### [GIVEN PROBLEM]
Copy every line of the data in which the word "designation" occurs.

### [ENTRIES SHOWN]
(begin)

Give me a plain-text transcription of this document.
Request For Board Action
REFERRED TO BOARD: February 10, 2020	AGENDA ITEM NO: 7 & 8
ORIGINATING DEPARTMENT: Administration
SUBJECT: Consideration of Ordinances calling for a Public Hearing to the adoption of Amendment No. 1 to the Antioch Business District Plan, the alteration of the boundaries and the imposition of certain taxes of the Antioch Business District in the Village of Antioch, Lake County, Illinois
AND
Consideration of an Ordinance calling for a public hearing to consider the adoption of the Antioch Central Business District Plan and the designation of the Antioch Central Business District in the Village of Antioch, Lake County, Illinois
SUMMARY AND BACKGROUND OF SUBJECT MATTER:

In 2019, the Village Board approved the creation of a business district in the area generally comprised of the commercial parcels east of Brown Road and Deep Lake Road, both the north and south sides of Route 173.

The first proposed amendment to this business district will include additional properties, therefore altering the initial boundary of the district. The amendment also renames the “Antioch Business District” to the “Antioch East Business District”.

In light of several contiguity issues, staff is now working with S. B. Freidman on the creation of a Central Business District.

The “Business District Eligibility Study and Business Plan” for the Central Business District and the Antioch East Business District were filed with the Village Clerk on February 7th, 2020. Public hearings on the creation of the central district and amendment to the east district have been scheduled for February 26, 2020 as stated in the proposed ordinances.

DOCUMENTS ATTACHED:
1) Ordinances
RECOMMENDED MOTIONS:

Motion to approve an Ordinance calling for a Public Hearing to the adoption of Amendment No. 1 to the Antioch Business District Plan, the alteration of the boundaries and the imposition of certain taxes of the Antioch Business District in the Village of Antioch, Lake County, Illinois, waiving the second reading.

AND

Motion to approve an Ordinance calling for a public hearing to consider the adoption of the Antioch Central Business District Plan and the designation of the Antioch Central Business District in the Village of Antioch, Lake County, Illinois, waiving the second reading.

(end)

### [THE REPLY]
Consideration of an Ordinance calling for a public hearing to consider the adoption of the Antioch Central Business District Plan and the designation of the Antioch Central Business District in the Village of Antioch, Lake County, Illinois
Motion to approve an Ordinance calling for a public hearing to consider the adoption of the Antioch Central Business District Plan and the designation of the Antioch Central Business District in the Village of Antioch, Lake County, Illinois, waiving the second reading.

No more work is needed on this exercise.